● Short task: In the material below, find every line with "this" and pull it out.

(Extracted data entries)
════════════════
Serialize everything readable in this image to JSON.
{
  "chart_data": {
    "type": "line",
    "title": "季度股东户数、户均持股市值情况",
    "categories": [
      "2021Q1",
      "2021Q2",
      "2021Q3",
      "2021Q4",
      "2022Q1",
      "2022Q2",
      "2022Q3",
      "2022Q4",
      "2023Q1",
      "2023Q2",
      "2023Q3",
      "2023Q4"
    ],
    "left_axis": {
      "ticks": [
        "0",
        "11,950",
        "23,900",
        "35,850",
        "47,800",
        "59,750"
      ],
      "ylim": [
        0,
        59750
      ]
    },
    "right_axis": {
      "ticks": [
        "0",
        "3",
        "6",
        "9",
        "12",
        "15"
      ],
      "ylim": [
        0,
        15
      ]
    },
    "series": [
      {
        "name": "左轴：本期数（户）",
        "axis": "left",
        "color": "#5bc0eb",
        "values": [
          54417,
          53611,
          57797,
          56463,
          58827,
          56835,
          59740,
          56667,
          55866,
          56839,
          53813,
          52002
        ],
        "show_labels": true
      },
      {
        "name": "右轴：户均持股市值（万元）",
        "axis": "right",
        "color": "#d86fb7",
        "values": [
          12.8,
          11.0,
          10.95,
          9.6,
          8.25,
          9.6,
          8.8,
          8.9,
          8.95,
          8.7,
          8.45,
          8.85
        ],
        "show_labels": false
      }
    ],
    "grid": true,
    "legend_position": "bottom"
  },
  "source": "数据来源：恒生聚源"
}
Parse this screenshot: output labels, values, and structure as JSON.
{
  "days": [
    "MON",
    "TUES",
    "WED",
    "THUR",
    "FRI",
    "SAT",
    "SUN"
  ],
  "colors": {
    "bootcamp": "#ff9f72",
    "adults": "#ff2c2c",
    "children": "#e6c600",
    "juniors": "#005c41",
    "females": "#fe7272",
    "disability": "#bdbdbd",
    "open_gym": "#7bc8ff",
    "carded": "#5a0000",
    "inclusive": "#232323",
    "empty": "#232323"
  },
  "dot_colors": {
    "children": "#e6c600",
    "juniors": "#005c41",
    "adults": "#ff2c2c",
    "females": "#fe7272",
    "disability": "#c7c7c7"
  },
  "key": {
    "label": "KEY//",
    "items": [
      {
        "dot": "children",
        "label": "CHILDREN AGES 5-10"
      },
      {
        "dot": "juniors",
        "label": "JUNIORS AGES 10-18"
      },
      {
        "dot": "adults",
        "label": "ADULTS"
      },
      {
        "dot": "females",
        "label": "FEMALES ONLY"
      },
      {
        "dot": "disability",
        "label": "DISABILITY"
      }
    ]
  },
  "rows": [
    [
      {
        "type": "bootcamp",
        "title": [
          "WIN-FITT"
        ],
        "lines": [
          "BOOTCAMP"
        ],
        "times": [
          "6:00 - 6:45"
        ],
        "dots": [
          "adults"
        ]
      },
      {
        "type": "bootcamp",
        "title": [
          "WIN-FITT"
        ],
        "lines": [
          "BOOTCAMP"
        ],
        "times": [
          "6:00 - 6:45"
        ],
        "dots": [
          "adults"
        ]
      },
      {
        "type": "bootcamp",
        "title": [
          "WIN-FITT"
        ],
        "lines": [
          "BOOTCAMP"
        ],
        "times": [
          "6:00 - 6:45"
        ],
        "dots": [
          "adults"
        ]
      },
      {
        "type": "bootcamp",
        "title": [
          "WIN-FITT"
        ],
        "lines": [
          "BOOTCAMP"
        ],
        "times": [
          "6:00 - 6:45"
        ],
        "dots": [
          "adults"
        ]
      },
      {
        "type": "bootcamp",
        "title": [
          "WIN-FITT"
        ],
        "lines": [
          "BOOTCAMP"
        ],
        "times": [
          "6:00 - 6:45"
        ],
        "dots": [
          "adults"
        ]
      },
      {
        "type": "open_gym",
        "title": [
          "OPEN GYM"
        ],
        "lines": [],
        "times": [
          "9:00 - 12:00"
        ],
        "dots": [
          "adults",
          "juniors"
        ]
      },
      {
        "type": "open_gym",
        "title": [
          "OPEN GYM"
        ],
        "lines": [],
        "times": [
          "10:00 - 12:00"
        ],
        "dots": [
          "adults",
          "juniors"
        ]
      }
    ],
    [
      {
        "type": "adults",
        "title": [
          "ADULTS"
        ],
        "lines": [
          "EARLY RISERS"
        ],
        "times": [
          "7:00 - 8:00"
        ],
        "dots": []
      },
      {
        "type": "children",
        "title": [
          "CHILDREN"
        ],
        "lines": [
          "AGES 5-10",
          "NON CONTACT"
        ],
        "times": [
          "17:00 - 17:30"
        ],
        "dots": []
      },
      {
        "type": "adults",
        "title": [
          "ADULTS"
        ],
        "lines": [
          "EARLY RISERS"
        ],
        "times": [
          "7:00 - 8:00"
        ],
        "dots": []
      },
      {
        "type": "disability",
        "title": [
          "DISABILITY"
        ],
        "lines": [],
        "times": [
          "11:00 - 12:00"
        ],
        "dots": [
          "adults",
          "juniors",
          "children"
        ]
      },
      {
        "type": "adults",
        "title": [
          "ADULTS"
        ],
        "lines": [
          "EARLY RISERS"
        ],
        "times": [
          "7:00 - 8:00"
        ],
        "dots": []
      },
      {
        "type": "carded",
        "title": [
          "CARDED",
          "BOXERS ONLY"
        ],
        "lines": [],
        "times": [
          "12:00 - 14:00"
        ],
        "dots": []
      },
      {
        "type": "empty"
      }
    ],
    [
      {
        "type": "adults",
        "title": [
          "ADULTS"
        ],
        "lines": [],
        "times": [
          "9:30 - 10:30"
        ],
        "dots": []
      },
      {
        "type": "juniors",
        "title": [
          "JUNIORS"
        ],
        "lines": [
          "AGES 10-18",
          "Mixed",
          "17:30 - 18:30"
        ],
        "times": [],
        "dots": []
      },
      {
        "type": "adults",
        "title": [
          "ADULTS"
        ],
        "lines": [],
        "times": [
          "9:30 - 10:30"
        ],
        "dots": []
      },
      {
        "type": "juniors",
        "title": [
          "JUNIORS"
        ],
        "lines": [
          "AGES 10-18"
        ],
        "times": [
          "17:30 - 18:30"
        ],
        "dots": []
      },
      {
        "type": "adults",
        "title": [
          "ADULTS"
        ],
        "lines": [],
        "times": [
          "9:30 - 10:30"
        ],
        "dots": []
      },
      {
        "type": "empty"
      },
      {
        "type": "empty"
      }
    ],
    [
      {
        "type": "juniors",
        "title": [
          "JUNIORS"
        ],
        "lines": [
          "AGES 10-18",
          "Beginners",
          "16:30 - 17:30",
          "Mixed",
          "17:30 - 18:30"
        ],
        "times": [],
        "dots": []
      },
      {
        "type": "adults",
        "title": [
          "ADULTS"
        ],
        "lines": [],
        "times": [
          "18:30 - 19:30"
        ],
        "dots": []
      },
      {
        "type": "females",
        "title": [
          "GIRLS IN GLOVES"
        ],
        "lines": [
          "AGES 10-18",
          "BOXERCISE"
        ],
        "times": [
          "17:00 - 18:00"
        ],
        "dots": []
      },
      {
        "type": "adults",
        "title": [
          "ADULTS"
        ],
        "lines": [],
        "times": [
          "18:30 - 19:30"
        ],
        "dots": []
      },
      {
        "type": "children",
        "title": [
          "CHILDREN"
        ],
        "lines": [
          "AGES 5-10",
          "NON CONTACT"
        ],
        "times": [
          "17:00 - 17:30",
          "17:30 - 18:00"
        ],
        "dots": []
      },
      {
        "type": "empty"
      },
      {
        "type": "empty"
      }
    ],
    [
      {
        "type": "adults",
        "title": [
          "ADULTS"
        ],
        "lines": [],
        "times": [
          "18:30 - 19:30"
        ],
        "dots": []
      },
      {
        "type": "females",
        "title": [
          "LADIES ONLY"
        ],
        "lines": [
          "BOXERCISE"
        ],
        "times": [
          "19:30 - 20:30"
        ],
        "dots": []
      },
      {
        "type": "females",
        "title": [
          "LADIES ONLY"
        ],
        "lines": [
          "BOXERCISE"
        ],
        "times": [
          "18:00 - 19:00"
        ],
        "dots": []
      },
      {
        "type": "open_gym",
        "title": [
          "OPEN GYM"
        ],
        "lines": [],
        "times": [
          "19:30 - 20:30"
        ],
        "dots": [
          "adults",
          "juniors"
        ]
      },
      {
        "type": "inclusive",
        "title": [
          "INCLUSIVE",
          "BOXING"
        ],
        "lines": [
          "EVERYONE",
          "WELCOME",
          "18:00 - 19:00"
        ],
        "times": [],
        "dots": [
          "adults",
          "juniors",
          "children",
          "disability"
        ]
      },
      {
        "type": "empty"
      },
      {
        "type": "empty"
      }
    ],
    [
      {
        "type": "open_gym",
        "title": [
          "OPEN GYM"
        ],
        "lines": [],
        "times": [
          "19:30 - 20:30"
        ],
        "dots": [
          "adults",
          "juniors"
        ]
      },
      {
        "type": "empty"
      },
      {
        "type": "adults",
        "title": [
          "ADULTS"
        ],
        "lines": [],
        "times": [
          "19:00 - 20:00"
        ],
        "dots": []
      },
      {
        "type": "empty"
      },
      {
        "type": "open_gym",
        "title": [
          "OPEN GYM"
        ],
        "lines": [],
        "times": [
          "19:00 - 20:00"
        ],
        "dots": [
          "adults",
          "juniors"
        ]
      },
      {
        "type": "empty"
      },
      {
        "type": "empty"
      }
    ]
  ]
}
════════════════
● The reply:
Serialize everything readable in this image to JSON.
Parse this screenshot: output labels, values, and structure as JSON.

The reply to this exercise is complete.